> [Challenge]
Copy out all lines that carry the word "Static".

■ ■ ■ ■ ■

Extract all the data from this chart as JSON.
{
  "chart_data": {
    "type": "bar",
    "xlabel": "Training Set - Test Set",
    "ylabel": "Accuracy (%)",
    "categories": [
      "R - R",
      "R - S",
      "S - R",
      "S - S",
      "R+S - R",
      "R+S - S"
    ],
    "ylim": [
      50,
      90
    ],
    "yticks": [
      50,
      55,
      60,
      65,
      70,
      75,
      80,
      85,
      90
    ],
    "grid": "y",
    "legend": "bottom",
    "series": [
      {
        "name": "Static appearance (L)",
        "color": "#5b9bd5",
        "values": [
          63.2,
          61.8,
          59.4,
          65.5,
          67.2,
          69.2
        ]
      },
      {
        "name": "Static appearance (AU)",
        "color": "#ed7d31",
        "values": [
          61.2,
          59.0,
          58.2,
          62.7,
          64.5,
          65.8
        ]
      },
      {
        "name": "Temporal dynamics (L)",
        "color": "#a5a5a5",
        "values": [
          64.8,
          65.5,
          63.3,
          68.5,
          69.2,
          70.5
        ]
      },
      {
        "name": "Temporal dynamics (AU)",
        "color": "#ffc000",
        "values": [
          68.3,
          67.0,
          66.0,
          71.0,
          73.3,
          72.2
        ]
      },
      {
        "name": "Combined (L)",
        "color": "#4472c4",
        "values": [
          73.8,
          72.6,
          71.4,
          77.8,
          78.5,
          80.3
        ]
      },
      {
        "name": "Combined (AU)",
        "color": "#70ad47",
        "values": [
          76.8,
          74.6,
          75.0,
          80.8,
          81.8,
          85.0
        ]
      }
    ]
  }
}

■ ■ ■ ■ ■

> [Response to the exercise]
        "name": "Static appearance (L)",
        "name": "Static appearance (AU)",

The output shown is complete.